» **Supplied material**
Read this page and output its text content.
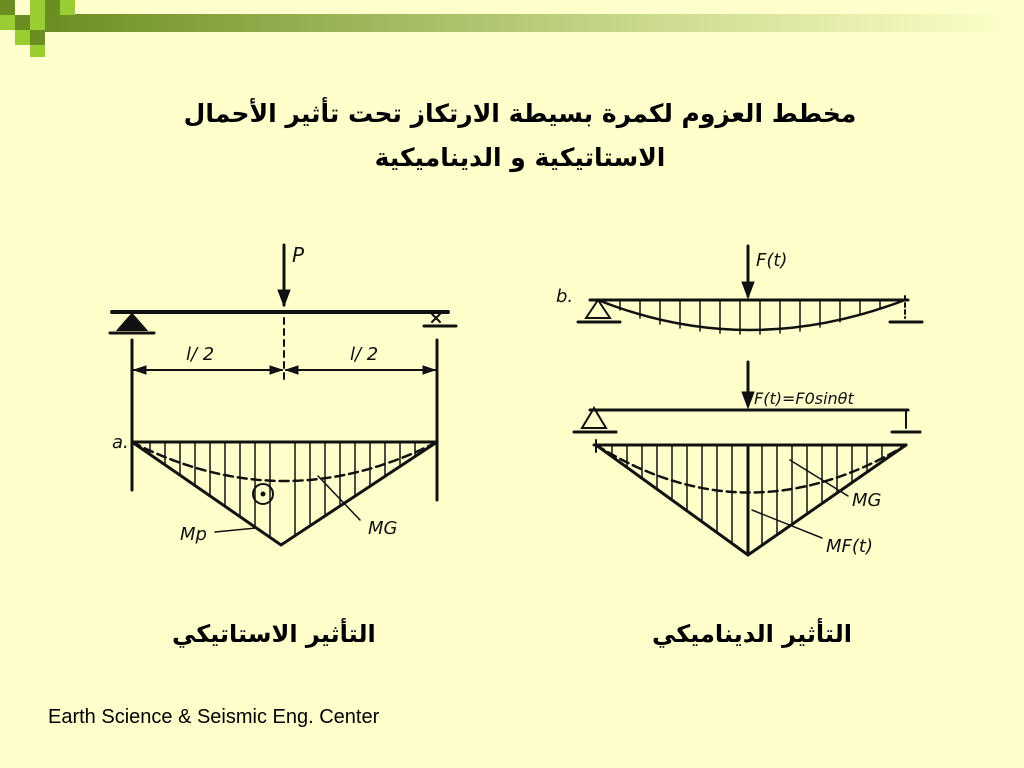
مخطط العزوم لكمرة بسيطة الارتكاز تحت تأثير الأحمال
الاستاتيكية و الديناميكية
a.
P
l/ 2	l/ 2
Mp	MG
b.
F(t)
F(t)=F0sinθt
MG
MF(t)
التأثير الاستاتيكي	التأثير الديناميكي
Earth Science & Seismic Eng. Center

» **Work to be completed**
Images should not appear in the copy; retype the listing above exactly.

» **Task solution**
Read this page and output its text content.
مخطط العزوم لكمرة بسيطة الارتكاز تحت تأثير الأحمال
الاستاتيكية و الديناميكية
a.
P
l/ 2	l/ 2
Mp	MG
b.
F(t)
F(t)=F0sinθt
MG
MF(t)
التأثير الاستاتيكي	التأثير الديناميكي
Earth Science & Seismic Eng. Center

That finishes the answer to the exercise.